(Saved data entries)
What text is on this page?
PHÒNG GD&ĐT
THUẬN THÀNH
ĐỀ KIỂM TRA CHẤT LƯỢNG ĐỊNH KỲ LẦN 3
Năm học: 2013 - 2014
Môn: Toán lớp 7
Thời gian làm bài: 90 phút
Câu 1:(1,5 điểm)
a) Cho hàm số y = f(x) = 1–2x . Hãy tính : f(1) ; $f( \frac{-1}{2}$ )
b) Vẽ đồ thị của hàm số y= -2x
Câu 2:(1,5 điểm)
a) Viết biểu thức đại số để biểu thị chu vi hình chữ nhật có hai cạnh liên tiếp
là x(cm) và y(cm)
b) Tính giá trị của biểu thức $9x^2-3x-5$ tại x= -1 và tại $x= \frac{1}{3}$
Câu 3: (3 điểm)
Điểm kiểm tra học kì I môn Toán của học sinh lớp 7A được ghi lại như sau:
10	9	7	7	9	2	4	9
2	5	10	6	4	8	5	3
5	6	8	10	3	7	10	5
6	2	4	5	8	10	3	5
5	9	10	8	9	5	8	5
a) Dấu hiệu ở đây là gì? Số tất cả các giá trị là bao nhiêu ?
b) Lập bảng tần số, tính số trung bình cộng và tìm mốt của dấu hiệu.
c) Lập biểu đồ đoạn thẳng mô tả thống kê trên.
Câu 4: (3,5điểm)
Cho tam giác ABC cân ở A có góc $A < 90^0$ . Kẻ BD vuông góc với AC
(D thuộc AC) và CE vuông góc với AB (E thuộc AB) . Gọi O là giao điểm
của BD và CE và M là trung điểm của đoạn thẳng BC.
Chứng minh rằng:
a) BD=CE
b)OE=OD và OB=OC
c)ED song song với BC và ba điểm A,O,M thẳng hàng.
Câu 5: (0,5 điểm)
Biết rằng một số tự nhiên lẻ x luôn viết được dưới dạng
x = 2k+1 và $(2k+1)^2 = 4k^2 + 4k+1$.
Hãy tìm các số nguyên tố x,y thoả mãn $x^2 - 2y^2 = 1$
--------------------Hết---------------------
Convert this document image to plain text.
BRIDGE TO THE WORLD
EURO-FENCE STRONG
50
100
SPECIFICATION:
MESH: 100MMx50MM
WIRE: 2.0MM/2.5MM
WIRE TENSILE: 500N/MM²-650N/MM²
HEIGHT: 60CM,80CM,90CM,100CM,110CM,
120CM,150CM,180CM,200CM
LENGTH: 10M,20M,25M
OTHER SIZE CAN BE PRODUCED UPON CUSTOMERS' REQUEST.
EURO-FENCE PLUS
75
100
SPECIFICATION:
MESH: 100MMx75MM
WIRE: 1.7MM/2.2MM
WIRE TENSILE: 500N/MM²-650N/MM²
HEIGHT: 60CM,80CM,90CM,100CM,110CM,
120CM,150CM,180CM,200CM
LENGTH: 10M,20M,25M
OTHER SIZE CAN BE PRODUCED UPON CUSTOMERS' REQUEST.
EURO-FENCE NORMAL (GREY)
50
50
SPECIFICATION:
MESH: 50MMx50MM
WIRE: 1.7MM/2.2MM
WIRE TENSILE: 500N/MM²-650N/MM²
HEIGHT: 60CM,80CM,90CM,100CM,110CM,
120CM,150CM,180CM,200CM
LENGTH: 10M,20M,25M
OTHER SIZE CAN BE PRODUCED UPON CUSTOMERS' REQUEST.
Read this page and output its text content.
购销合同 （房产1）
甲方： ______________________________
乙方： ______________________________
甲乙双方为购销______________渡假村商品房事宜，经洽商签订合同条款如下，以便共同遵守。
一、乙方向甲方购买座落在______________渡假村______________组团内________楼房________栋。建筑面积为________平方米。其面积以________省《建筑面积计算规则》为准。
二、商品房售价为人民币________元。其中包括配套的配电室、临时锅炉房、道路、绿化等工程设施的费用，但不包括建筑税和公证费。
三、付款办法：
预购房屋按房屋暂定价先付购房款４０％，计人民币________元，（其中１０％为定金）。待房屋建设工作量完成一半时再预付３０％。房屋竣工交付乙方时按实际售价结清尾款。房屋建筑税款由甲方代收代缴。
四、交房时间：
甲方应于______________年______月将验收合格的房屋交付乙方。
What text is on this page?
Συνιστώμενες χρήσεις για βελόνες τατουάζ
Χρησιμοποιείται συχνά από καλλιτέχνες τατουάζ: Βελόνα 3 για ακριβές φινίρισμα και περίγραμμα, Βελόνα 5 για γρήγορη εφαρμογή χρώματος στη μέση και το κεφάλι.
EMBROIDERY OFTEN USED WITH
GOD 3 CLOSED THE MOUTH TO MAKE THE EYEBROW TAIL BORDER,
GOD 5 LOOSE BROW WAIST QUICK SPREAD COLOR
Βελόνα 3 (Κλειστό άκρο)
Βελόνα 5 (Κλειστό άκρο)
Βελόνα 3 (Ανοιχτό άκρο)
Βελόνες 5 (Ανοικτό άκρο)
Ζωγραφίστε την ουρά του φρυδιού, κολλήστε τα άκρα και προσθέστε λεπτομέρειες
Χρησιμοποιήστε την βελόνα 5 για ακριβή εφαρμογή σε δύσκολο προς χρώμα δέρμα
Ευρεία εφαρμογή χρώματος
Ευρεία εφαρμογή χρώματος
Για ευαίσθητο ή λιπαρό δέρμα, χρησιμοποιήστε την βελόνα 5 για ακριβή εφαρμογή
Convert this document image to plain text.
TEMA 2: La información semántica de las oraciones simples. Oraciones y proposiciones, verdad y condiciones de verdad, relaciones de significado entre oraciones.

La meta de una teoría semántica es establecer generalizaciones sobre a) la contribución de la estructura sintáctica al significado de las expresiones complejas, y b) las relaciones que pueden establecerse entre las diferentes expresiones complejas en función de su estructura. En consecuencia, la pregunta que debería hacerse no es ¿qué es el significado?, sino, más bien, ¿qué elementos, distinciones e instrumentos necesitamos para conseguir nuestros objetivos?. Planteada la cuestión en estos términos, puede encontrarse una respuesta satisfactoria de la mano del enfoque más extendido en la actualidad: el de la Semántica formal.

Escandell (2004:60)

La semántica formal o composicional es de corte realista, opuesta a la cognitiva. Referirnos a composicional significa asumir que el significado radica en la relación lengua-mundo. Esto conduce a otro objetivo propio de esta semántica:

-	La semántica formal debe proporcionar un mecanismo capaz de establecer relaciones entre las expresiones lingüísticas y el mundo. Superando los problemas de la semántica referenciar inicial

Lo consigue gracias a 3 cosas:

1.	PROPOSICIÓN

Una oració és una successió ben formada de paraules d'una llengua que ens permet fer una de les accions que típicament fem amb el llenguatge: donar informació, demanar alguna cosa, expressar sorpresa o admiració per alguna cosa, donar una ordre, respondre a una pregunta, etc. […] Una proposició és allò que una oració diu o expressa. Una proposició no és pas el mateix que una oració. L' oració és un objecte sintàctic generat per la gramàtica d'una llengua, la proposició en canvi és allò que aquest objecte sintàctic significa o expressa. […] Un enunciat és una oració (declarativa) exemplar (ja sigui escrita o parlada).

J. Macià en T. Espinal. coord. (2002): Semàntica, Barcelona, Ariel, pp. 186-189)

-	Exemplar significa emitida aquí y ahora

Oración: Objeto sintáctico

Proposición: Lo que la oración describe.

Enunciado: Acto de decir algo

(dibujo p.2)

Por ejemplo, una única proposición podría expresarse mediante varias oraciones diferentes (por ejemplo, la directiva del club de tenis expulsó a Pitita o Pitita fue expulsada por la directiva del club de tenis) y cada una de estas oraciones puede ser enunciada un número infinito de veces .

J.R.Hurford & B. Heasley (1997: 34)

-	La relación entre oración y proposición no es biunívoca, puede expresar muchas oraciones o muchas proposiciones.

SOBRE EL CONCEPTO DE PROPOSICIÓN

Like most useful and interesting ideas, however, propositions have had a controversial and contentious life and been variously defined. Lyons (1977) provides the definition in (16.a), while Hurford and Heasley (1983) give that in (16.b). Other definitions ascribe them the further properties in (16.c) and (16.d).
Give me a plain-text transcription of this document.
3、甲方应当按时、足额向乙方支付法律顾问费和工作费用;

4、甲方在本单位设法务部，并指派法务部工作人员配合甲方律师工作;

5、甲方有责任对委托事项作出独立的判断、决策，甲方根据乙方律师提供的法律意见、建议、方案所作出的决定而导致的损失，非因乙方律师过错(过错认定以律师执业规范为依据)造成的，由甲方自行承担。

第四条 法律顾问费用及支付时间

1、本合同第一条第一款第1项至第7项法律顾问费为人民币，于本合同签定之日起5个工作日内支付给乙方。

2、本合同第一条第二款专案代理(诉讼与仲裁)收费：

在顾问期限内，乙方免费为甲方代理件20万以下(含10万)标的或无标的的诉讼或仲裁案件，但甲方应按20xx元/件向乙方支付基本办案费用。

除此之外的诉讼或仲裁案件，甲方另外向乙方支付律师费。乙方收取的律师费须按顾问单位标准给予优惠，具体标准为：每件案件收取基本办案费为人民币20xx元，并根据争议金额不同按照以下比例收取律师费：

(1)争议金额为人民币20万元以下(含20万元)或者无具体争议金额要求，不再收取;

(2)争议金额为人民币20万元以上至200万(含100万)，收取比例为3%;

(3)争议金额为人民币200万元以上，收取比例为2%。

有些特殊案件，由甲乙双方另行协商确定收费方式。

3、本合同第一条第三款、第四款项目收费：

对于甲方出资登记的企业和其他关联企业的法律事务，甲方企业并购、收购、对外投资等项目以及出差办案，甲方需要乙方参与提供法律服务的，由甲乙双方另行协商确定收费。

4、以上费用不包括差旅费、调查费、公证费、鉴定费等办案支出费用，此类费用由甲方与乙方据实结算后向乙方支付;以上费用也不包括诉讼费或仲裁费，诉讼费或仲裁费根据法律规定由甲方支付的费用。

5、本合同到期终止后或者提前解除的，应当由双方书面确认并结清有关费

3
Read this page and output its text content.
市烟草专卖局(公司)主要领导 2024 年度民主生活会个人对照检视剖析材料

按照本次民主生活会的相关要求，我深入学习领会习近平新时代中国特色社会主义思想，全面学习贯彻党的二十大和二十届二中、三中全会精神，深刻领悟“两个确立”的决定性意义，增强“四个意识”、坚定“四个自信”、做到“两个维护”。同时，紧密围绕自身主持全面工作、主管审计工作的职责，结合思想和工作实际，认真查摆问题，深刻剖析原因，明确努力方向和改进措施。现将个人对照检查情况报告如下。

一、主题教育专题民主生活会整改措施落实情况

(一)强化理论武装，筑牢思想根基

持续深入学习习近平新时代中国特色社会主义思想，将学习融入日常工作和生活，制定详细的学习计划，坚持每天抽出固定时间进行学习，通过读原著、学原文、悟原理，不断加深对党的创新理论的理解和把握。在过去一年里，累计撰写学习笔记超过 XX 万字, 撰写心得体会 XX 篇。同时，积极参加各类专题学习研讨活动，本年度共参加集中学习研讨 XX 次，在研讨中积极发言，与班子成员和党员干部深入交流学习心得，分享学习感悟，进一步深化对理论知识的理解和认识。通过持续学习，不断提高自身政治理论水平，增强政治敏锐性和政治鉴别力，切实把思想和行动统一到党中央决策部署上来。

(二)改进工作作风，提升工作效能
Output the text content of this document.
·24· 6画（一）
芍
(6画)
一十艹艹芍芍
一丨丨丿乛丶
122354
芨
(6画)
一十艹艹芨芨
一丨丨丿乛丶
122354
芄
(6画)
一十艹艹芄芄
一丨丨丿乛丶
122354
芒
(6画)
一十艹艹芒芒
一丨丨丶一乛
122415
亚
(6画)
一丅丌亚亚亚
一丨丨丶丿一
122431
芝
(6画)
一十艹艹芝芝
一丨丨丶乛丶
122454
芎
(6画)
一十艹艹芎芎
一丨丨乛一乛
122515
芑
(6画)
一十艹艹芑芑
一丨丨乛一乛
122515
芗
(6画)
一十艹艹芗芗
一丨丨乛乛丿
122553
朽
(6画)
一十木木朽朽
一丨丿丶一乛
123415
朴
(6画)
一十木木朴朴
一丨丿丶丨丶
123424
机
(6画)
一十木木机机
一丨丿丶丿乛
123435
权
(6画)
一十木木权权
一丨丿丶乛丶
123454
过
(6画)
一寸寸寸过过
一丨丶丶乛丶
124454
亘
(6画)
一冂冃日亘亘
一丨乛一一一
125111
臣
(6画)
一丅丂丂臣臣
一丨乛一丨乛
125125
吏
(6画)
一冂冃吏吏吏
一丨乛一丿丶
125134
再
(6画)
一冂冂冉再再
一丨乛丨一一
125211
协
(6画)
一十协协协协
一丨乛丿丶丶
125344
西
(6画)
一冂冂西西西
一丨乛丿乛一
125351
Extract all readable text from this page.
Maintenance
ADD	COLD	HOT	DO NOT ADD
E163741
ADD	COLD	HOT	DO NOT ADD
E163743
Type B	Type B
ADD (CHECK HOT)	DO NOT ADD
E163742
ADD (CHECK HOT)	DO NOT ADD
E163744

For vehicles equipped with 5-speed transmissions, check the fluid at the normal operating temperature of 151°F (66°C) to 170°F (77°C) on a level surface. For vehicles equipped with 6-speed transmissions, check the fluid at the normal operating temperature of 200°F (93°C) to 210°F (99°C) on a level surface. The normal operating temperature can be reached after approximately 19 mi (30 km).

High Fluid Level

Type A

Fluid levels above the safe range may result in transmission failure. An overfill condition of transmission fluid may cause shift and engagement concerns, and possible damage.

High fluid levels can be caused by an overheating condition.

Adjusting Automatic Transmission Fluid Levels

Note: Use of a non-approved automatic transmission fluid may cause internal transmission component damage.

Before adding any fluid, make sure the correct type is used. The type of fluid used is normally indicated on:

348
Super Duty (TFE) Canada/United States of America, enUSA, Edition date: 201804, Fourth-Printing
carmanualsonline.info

Task requirements – Extract every line from the one containing "Extract all readable text from this page." through the last line of the data, inclusive, exactly as written.

Solved problem –
Extract all readable text from this page.
Maintenance
ADD	COLD	HOT	DO NOT ADD
E163741
ADD	COLD	HOT	DO NOT ADD
E163743
Type B	Type B
ADD (CHECK HOT)	DO NOT ADD
E163742
ADD (CHECK HOT)	DO NOT ADD
E163744

For vehicles equipped with 5-speed transmissions, check the fluid at the normal operating temperature of 151°F (66°C) to 170°F (77°C) on a level surface. For vehicles equipped with 6-speed transmissions, check the fluid at the normal operating temperature of 200°F (93°C) to 210°F (99°C) on a level surface. The normal operating temperature can be reached after approximately 19 mi (30 km).

High Fluid Level

Type A

Fluid levels above the safe range may result in transmission failure. An overfill condition of transmission fluid may cause shift and engagement concerns, and possible damage.

High fluid levels can be caused by an overheating condition.

Adjusting Automatic Transmission Fluid Levels

Note: Use of a non-approved automatic transmission fluid may cause internal transmission component damage.

Before adding any fluid, make sure the correct type is used. The type of fluid used is normally indicated on:

348
Super Duty (TFE) Canada/United States of America, enUSA, Edition date: 201804, Fourth-Printing
carmanualsonline.info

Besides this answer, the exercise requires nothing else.